Dessa vez sentiu, em pânico, o roçar da foice daquela repugnante figura da
senhora vestida de preto. Portanto, estou ganhando de 4 x 0 da dona Morte, desde
os 44 e agora já aos setenta e cinco anos de idade.
Utopias à parte, o poeta está certo. Que coisa mais sem graça ser colhido no meio da festa (a vida, a convivência com a família e amigos), interromper tudo sem aviso prévio e depois os amigos vão esvaziar suas gavetas, seu guarda roupas, seus livros, seus mimos, como que apagando todas as pistas que você deixou durante uma vida inteira. Que coisa cruel, não para você que se foi, mas para aqueles que ficaram e choram a sua lembrança. Só quem já perdeu abruptamente entes queridos sabe avaliar essa dor irremediável. Para aqueles que já ultrapassaram a faixa da morte prematura é mais fácil. Não tenho medo da morte. Ela é consequência natural. Tudo que vive, certamente um dia fenecerá e isto é inexorável. Tampouco acredito que haja vida após a mesma. Penso que a vida é uma dádiva de Deus e que devemos vivê-la de tal modo que ela, por si só, se torne uma jornada feliz, alegre, em paz consigo próprio e com todos que o cercam ou, em outras palavras, com amor. E isto é o céu! Somente assim, com amor e paz, podemos vencer essa caminhada de 80, 100 ou que sejam apenas 20 anos ou ainda menos, com a certeza que praticamos o bem, cumprimos nossa missão. A qualquer hora que ela, a morte, vier nos buscar nos encontrará felizes e sem nenhuma dívida (falta) para com os amigos e aqueles com os quais convivemos. Tenho certeza que assim procedendo será mais fácil para aqueles que ficam. Assimilar a partida final não é fácil e morrendo “feliz” os amigos terão o conforto de que você praticou o bem e que suas faltas involuntárias nem contam diante do saldo positivo que deixou para todos.

Informações da fonte -
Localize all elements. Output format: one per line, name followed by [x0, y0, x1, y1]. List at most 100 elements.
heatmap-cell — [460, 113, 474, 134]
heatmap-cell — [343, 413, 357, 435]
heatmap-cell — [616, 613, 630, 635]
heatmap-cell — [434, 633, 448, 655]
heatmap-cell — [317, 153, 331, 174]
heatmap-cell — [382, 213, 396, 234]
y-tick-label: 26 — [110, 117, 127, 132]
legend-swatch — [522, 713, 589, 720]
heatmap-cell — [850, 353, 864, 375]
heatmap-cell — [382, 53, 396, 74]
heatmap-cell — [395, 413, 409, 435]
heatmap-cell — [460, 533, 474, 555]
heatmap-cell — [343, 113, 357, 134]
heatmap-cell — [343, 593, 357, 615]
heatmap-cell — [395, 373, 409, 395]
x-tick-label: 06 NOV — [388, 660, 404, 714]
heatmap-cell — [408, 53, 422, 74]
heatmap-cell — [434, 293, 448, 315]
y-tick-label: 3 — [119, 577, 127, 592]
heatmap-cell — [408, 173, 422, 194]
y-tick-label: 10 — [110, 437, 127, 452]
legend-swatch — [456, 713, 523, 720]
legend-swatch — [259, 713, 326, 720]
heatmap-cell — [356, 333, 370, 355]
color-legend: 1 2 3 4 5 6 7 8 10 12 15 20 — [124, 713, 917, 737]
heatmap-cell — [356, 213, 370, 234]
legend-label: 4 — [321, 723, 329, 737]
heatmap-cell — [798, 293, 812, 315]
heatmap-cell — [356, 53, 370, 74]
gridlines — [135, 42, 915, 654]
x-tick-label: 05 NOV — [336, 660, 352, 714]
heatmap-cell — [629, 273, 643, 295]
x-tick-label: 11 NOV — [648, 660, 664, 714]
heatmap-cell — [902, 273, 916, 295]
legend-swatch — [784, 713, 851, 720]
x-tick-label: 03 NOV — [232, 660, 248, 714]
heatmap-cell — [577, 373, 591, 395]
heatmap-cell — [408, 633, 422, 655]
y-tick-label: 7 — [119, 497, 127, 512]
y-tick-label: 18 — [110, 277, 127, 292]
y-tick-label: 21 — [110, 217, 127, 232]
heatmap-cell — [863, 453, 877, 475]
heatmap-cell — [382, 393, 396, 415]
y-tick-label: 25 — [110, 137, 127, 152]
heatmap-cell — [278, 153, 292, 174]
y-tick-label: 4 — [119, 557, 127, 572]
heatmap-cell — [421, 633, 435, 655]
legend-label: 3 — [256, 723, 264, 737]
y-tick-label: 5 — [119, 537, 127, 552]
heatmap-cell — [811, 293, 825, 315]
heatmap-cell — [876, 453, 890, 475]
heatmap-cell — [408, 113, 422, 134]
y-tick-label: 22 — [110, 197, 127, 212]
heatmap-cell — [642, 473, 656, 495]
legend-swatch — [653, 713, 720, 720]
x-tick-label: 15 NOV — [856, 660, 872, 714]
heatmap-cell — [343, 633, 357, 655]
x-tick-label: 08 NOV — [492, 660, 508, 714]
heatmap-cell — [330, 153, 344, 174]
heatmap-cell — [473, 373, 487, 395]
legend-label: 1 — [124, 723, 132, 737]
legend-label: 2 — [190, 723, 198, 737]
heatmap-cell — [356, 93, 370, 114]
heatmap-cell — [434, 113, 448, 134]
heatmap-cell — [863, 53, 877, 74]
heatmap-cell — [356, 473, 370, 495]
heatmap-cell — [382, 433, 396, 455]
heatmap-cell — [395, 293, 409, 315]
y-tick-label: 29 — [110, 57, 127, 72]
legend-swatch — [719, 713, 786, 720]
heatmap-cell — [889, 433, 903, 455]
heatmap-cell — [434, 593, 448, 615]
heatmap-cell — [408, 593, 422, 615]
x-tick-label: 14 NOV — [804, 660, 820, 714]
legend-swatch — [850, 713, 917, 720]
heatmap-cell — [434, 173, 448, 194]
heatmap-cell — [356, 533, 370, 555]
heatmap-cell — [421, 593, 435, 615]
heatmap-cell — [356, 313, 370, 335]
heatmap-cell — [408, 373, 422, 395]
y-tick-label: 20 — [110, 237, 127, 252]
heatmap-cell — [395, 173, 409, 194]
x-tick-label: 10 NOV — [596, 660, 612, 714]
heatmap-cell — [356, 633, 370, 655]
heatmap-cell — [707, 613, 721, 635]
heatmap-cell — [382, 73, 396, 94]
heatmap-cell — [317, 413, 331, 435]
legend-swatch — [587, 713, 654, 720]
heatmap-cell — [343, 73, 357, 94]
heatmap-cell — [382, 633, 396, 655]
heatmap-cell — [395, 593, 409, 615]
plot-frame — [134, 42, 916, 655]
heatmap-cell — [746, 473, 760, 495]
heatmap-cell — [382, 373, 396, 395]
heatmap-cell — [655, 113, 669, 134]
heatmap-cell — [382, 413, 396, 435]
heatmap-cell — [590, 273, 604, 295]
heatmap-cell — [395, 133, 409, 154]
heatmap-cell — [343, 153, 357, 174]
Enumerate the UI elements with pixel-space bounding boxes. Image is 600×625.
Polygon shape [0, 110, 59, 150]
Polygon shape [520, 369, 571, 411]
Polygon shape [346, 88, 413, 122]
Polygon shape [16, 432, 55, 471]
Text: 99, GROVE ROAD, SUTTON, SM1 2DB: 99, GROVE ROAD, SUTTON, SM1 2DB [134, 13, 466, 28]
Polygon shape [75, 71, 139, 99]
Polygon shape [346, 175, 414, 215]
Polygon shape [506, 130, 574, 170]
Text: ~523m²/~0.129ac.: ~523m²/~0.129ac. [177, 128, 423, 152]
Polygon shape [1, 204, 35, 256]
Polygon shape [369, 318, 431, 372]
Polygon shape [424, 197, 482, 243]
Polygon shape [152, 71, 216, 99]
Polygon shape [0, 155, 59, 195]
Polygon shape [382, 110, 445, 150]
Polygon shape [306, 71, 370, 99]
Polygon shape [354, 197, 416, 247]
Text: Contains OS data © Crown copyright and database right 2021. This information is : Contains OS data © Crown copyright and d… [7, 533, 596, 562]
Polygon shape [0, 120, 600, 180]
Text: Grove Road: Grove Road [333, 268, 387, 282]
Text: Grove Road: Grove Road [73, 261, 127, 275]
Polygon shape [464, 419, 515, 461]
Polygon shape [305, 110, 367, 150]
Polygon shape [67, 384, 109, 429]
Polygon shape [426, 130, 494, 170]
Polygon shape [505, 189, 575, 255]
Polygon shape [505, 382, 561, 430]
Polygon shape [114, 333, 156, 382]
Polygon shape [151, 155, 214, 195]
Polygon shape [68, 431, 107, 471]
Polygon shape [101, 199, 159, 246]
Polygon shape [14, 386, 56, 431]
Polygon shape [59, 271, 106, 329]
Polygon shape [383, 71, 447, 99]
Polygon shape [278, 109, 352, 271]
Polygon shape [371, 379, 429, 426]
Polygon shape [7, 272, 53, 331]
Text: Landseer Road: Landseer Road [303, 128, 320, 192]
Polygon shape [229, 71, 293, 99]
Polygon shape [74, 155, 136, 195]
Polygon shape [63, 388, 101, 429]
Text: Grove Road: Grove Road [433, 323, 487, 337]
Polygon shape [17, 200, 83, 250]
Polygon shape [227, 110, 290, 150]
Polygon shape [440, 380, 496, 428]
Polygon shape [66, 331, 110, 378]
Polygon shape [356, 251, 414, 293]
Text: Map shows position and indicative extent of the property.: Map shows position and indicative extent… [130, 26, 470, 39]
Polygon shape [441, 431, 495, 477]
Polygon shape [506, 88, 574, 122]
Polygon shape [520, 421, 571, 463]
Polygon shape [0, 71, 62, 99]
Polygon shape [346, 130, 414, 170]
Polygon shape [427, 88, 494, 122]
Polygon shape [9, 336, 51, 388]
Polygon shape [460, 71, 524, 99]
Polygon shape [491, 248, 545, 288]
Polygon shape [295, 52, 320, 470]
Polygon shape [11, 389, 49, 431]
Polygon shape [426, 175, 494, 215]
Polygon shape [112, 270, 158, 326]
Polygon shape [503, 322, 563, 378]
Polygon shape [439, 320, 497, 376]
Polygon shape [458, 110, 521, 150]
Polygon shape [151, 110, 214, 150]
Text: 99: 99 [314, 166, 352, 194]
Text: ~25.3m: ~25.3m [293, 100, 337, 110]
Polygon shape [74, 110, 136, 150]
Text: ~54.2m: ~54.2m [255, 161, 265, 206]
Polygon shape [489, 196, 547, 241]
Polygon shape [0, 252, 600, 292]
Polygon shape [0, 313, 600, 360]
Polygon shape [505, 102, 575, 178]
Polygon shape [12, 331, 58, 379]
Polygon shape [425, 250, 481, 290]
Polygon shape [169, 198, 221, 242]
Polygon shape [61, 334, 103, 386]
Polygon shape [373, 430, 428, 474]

Suas tarefas -
A - No texto sobre a morte, quantos anos tem agora quem o escreve?
B - Transcreva sem alterações o trecho do texto sobre a morte que começa nas palavras "Dessa vez sentiu, em" e termina depois das palavras "anos de idade.".

Respostas do exercício -
A - Setenta e cinco anos.

B -
Dessa vez sentiu, em pânico, o roçar da foice daquela repugnante figura da
senhora vestida de preto. Portanto, estou ganhando de 4 x 0 da dona Morte, desde
os 44 e agora já aos setenta e cinco anos de idade.